* _Records shown_:
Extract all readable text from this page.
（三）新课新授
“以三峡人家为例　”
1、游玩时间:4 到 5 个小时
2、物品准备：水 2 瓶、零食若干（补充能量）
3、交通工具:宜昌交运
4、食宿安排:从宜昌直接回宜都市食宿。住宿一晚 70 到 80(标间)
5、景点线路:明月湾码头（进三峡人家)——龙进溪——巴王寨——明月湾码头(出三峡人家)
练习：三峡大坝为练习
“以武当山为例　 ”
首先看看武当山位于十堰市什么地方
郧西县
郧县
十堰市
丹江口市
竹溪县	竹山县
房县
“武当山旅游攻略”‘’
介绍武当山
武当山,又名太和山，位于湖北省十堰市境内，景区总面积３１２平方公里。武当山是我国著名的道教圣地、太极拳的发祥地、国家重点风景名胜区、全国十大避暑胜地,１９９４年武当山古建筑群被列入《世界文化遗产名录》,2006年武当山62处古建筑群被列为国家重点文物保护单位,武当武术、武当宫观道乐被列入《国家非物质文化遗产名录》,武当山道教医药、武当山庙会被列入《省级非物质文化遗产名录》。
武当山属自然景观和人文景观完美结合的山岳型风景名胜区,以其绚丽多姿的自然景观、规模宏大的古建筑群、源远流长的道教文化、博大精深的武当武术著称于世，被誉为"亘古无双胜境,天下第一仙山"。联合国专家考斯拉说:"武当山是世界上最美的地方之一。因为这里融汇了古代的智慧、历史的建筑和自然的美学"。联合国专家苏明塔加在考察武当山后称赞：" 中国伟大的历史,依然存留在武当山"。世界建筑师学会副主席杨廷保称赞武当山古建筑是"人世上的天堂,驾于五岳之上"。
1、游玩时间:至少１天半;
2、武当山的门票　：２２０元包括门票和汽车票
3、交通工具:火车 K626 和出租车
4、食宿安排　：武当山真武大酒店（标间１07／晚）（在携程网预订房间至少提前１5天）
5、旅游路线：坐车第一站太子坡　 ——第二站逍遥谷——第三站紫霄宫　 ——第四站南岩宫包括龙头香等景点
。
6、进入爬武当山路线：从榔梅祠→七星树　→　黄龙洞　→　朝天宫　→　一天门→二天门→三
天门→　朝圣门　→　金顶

* _What is being asked_:
Return all the data exactly as given.

* _Solution for this problem_:
Extract all readable text from this page.
（三）新课新授
“以三峡人家为例　”
1、游玩时间:4 到 5 个小时
2、物品准备：水 2 瓶、零食若干（补充能量）
3、交通工具:宜昌交运
4、食宿安排:从宜昌直接回宜都市食宿。住宿一晚 70 到 80(标间)
5、景点线路:明月湾码头（进三峡人家)——龙进溪——巴王寨——明月湾码头(出三峡人家)
练习：三峡大坝为练习
“以武当山为例　 ”
首先看看武当山位于十堰市什么地方
郧西县
郧县
十堰市
丹江口市
竹溪县	竹山县
房县
“武当山旅游攻略”‘’
介绍武当山
武当山,又名太和山，位于湖北省十堰市境内，景区总面积３１２平方公里。武当山是我国著名的道教圣地、太极拳的发祥地、国家重点风景名胜区、全国十大避暑胜地,１９９４年武当山古建筑群被列入《世界文化遗产名录》,2006年武当山62处古建筑群被列为国家重点文物保护单位,武当武术、武当宫观道乐被列入《国家非物质文化遗产名录》,武当山道教医药、武当山庙会被列入《省级非物质文化遗产名录》。
武当山属自然景观和人文景观完美结合的山岳型风景名胜区,以其绚丽多姿的自然景观、规模宏大的古建筑群、源远流长的道教文化、博大精深的武当武术著称于世，被誉为"亘古无双胜境,天下第一仙山"。联合国专家考斯拉说:"武当山是世界上最美的地方之一。因为这里融汇了古代的智慧、历史的建筑和自然的美学"。联合国专家苏明塔加在考察武当山后称赞：" 中国伟大的历史,依然存留在武当山"。世界建筑师学会副主席杨廷保称赞武当山古建筑是"人世上的天堂,驾于五岳之上"。
1、游玩时间:至少１天半;
2、武当山的门票　：２２０元包括门票和汽车票
3、交通工具:火车 K626 和出租车
4、食宿安排　：武当山真武大酒店（标间１07／晚）（在携程网预订房间至少提前１5天）
5、旅游路线：坐车第一站太子坡　 ——第二站逍遥谷——第三站紫霄宫　 ——第四站南岩宫包括龙头香等景点
。
6、进入爬武当山路线：从榔梅祠→七星树　→　黄龙洞　→　朝天宫　→　一天门→二天门→三
天门→　朝圣门　→　金顶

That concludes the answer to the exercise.